• _Supplied information_:

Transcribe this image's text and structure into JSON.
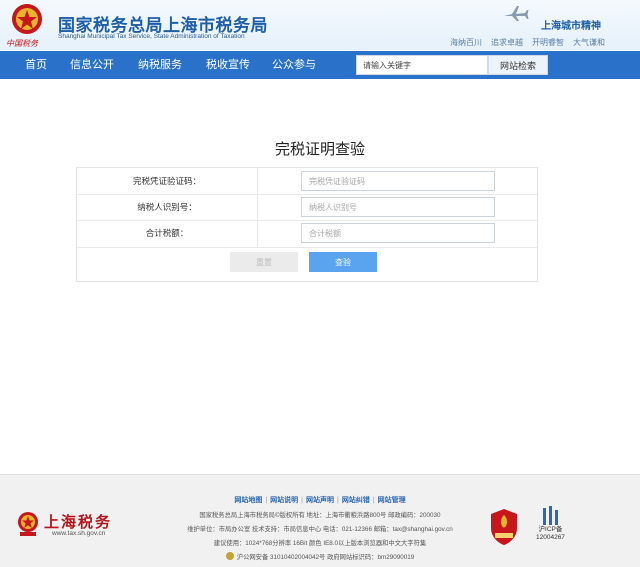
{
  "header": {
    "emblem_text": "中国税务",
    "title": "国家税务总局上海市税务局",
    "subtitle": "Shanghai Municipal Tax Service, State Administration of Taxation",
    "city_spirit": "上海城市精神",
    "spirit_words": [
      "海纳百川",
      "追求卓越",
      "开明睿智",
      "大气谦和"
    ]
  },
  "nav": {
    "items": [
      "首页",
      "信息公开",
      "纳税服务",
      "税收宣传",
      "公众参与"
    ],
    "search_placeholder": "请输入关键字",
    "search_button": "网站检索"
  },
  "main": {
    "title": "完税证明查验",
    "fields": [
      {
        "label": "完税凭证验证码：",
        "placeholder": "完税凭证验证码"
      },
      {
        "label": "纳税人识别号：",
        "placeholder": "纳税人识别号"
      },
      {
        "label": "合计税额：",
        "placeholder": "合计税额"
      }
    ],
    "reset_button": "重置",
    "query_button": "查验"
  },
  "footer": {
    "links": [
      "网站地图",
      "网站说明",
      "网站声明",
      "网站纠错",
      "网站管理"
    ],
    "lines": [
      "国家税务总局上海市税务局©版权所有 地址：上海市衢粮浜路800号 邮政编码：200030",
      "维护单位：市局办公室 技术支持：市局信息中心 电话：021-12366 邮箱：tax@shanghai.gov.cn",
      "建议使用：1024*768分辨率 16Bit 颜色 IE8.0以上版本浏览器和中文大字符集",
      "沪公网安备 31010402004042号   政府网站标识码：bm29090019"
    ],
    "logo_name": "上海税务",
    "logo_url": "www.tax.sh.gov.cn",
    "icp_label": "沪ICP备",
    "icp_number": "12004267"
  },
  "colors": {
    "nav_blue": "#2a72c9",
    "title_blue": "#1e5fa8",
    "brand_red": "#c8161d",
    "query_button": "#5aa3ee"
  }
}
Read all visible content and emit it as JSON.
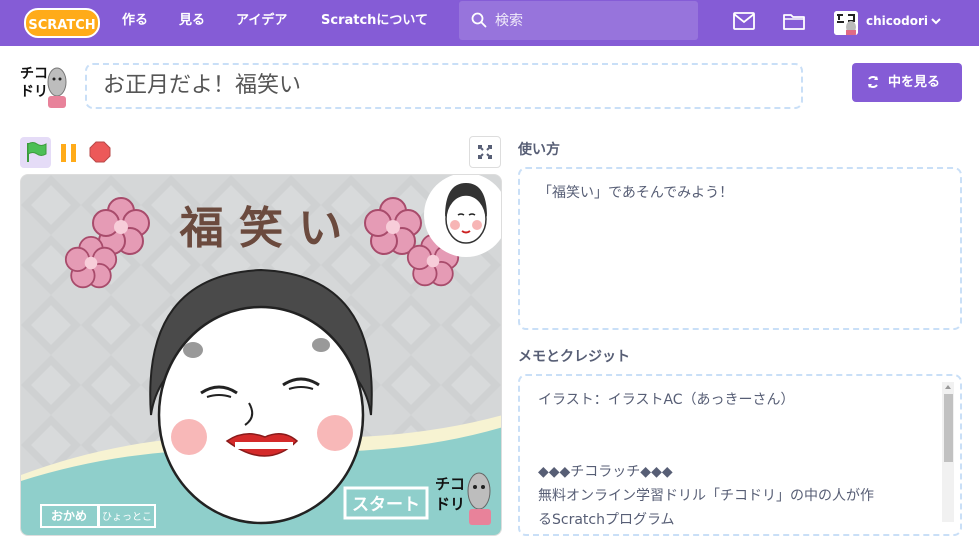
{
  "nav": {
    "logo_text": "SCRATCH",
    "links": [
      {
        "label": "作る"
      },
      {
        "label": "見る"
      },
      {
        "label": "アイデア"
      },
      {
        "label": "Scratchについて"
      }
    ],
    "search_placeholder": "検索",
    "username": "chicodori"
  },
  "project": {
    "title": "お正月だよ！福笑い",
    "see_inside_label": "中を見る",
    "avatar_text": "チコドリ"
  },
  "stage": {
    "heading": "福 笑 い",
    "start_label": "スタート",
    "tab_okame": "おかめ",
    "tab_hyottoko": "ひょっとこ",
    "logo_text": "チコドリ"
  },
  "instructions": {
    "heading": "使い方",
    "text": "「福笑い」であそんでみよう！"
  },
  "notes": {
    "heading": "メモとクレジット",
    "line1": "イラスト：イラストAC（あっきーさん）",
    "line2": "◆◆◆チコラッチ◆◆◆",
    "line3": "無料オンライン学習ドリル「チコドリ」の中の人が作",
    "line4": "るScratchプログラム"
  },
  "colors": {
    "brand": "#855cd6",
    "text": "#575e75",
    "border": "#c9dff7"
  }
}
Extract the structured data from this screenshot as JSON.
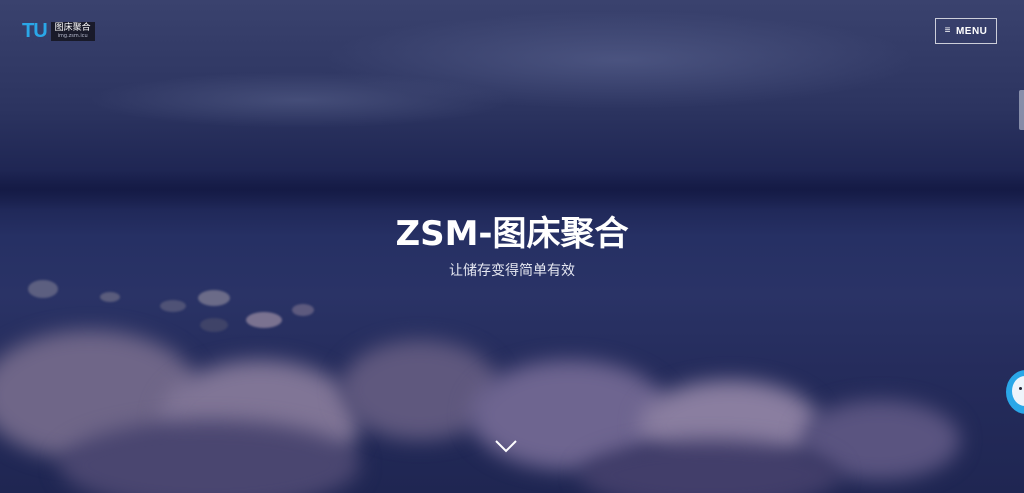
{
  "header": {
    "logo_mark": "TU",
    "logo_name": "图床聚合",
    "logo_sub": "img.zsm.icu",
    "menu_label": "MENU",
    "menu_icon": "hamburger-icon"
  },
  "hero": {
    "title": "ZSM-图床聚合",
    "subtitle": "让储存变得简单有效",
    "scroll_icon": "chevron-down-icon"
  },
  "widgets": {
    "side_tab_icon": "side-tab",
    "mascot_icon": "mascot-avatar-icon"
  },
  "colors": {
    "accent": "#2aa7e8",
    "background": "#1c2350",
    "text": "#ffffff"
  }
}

...

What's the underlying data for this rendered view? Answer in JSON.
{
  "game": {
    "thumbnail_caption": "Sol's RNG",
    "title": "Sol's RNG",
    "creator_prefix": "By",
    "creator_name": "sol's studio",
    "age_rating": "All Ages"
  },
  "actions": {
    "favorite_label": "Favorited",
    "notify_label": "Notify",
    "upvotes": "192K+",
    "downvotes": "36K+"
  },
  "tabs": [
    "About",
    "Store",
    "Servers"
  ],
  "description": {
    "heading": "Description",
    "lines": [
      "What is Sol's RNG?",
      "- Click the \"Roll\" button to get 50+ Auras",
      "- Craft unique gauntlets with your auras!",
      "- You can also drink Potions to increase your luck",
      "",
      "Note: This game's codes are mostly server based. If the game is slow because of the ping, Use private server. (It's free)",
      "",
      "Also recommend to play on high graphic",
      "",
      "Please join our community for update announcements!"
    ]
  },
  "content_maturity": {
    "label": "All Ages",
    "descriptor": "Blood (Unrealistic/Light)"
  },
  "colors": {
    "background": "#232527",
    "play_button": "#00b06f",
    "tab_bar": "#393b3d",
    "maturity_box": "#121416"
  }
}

--

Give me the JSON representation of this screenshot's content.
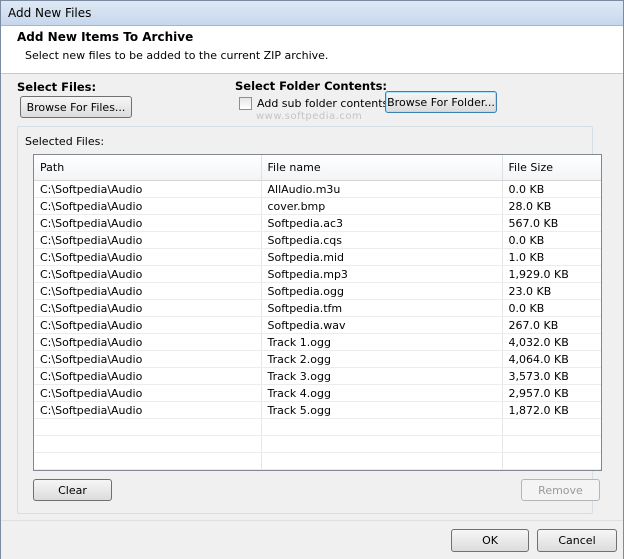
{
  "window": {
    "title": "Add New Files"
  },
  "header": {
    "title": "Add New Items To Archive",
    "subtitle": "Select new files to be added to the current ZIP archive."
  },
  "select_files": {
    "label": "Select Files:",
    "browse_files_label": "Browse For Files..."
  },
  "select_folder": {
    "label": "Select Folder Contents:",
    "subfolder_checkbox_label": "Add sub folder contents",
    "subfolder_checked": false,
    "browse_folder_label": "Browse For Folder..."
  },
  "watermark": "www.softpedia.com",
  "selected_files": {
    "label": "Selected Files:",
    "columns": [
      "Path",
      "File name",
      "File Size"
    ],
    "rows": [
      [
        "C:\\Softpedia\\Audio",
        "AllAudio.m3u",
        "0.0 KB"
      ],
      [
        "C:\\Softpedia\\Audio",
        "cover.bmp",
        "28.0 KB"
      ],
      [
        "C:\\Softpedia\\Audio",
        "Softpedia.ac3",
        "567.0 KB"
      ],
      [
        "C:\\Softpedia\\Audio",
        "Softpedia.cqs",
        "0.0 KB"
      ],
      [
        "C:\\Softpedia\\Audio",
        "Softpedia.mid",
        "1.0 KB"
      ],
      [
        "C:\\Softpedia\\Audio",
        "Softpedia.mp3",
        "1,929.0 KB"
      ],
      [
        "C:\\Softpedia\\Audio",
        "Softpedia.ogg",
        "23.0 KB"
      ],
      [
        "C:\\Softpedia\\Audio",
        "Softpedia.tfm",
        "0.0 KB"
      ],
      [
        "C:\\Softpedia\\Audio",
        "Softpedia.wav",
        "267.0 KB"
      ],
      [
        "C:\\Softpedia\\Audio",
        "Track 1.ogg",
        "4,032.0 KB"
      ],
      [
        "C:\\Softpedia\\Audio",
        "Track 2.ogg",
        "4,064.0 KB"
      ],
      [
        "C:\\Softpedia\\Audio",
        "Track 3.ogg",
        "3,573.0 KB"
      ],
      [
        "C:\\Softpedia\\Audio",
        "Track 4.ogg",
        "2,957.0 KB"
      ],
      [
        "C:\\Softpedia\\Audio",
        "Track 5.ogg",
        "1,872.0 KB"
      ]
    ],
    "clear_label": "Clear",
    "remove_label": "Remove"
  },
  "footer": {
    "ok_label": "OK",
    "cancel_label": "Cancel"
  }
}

• _Instructions for the task_: How many of the lines above include the string "Browse"? Answer with the number only.

• _Solution to the exercise_: 2